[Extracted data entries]
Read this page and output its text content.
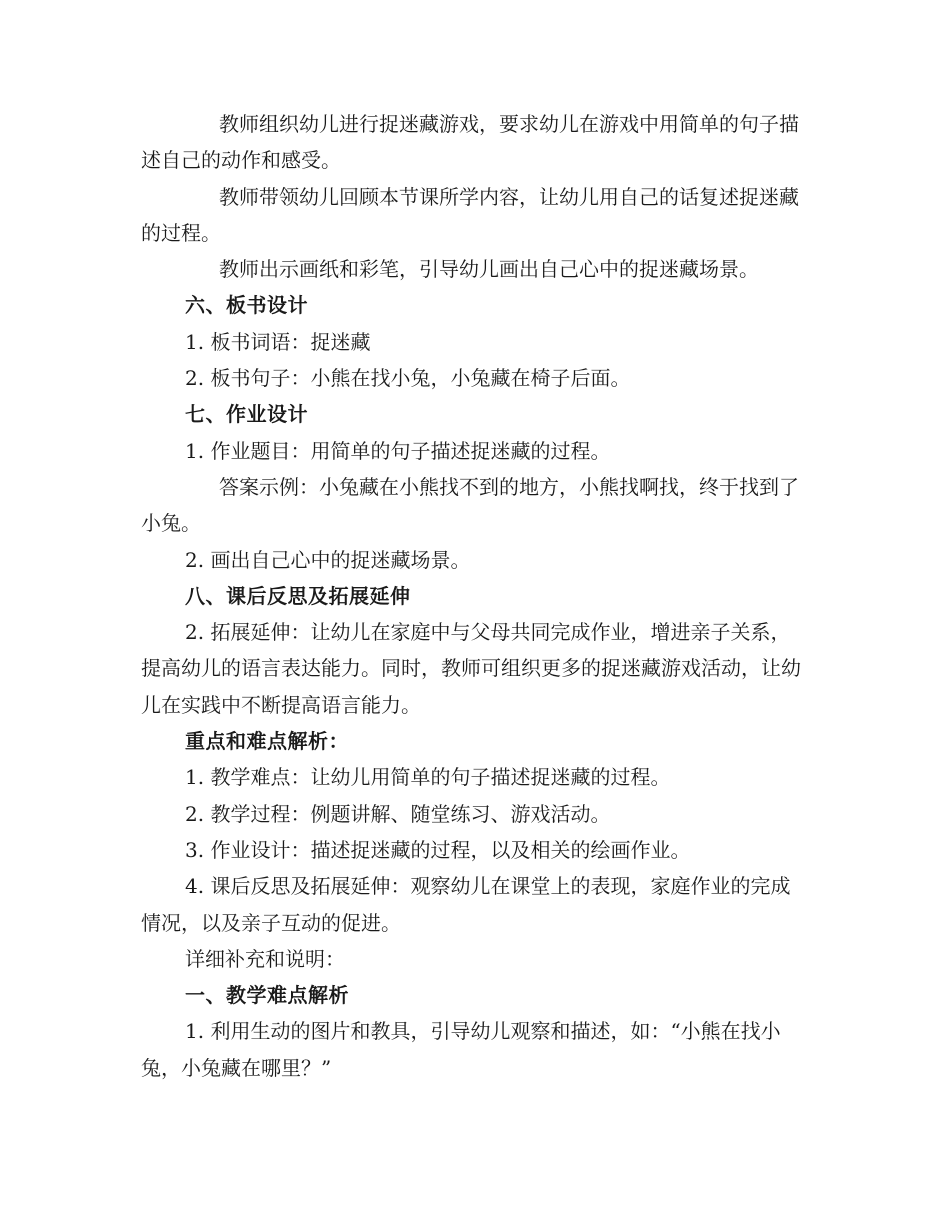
教师组织幼儿进行捉迷藏游戏，要求幼儿在游戏中用简单的句子描述自己的动作和感受。

教师带领幼儿回顾本节课所学内容，让幼儿用自己的话复述捉迷藏的过程。

教师出示画纸和彩笔，引导幼儿画出自己心中的捉迷藏场景。

六、板书设计

1. 板书词语：捉迷藏

2. 板书句子：小熊在找小兔，小兔藏在椅子后面。

七、作业设计

1. 作业题目：用简单的句子描述捉迷藏的过程。

答案示例：小兔藏在小熊找不到的地方，小熊找啊找，终于找到了小兔。

2. 画出自己心中的捉迷藏场景。

八、课后反思及拓展延伸

2. 拓展延伸：让幼儿在家庭中与父母共同完成作业，增进亲子关系，提高幼儿的语言表达能力。同时，教师可组织更多的捉迷藏游戏活动，让幼儿在实践中不断提高语言能力。

重点和难点解析：

1. 教学难点：让幼儿用简单的句子描述捉迷藏的过程。

2. 教学过程：例题讲解、随堂练习、游戏活动。

3. 作业设计：描述捉迷藏的过程，以及相关的绘画作业。

4. 课后反思及拓展延伸：观察幼儿在课堂上的表现，家庭作业的完成情况，以及亲子互动的促进。

详细补充和说明：

一、教学难点解析

1. 利用生动的图片和教具，引导幼儿观察和描述，如：“小熊在找小兔，小兔藏在哪里？”
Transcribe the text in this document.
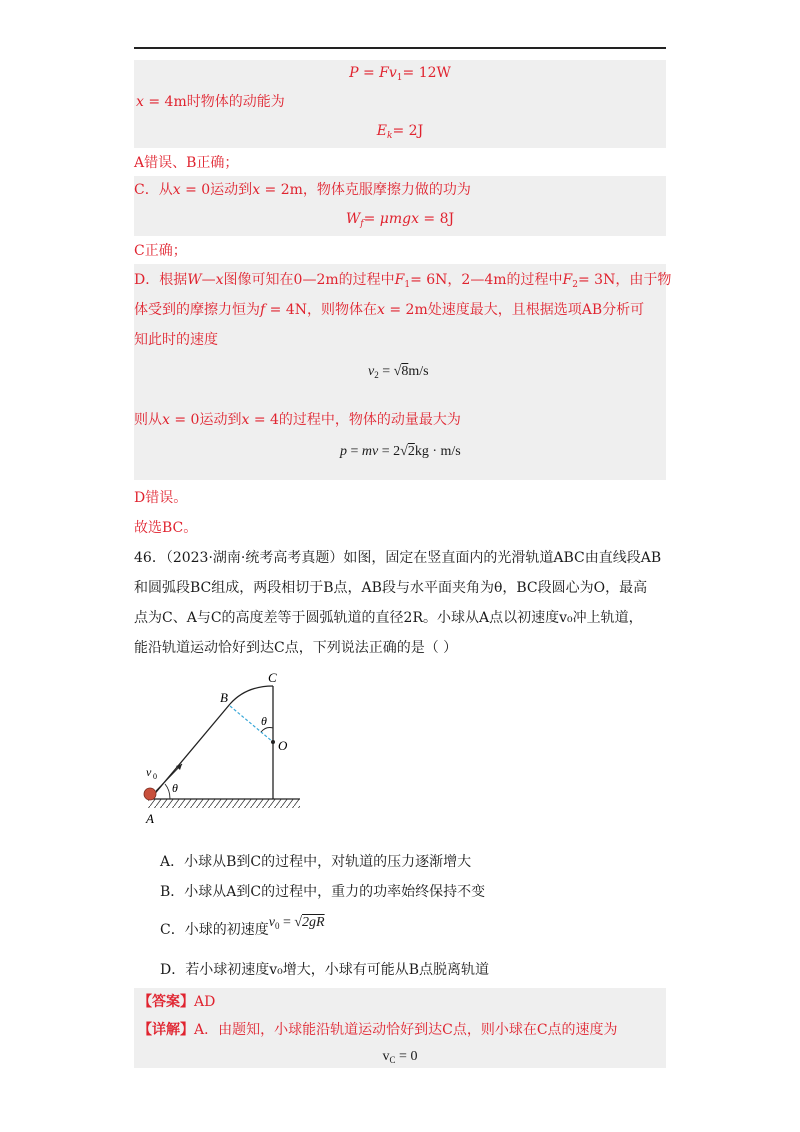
$P = Fv_1= 12W$
x = 4m时物体的动能为
$E_k= 2J$
A错误、B正确；
C．从x = 0运动到x = 2m，物体克服摩擦力做的功为
$W_f= \mu mgx = 8J$
C正确；
D．根据W—x图像可知在0—2m的过程中$F_1= 6N$，2—4m的过程中$F_2= 3N$，由于物
体受到的摩擦力恒为f = 4N，则物体在x = 2m处速度最大，且根据选项AB分析可
知此时的速度
$v_2 = √8m/s$
则从x = 0运动到x = 4的过程中，物体的动量最大为
p = mv = 2√2kg · m/s
D错误。
故选BC。
46．（2023·湖南·统考高考真题）如图，固定在竖直面内的光滑轨道ABC由直线段AB
和圆弧段BC组成，两段相切于B点，AB段与水平面夹角为θ，BC段圆心为O，最高
点为C、A与C的高度差等于圆弧轨道的直径2R。小球从A点以初速度v₀冲上轨道，
能沿轨道运动恰好到达C点，下列说法正确的是（ ）
A
B
C
O
θ
θ
v 0
A．小球从B到C的过程中，对轨道的压力逐渐增大
B．小球从A到C的过程中，重力的功率始终保持不变
C．小球的初速度$v_0 = √2gR$
D．若小球初速度v₀增大，小球有可能从B点脱离轨道
【答案】AD
【详解】A．由题知，小球能沿轨道运动恰好到达C点，则小球在C点的速度为
$v_C = 0$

**What this task involves:**
Write out the lines of the listing from the one that holds "Transcribe the text in this document." to the very last line, both included, exactly as they appear and without any pictures.

**Solution to this problem:**
Transcribe the text in this document.
$P = Fv_1= 12W$
x = 4m时物体的动能为
$E_k= 2J$
A错误、B正确；
C．从x = 0运动到x = 2m，物体克服摩擦力做的功为
$W_f= \mu mgx = 8J$
C正确；
D．根据W—x图像可知在0—2m的过程中$F_1= 6N$，2—4m的过程中$F_2= 3N$，由于物
体受到的摩擦力恒为f = 4N，则物体在x = 2m处速度最大，且根据选项AB分析可
知此时的速度
$v_2 = √8m/s$
则从x = 0运动到x = 4的过程中，物体的动量最大为
p = mv = 2√2kg · m/s
D错误。
故选BC。
46．（2023·湖南·统考高考真题）如图，固定在竖直面内的光滑轨道ABC由直线段AB
和圆弧段BC组成，两段相切于B点，AB段与水平面夹角为θ，BC段圆心为O，最高
点为C、A与C的高度差等于圆弧轨道的直径2R。小球从A点以初速度v₀冲上轨道，
能沿轨道运动恰好到达C点，下列说法正确的是（ ）
A
B
C
O
θ
θ
v 0
A．小球从B到C的过程中，对轨道的压力逐渐增大
B．小球从A到C的过程中，重力的功率始终保持不变
C．小球的初速度$v_0 = √2gR$
D．若小球初速度v₀增大，小球有可能从B点脱离轨道
【答案】AD
【详解】A．由题知，小球能沿轨道运动恰好到达C点，则小球在C点的速度为
$v_C = 0$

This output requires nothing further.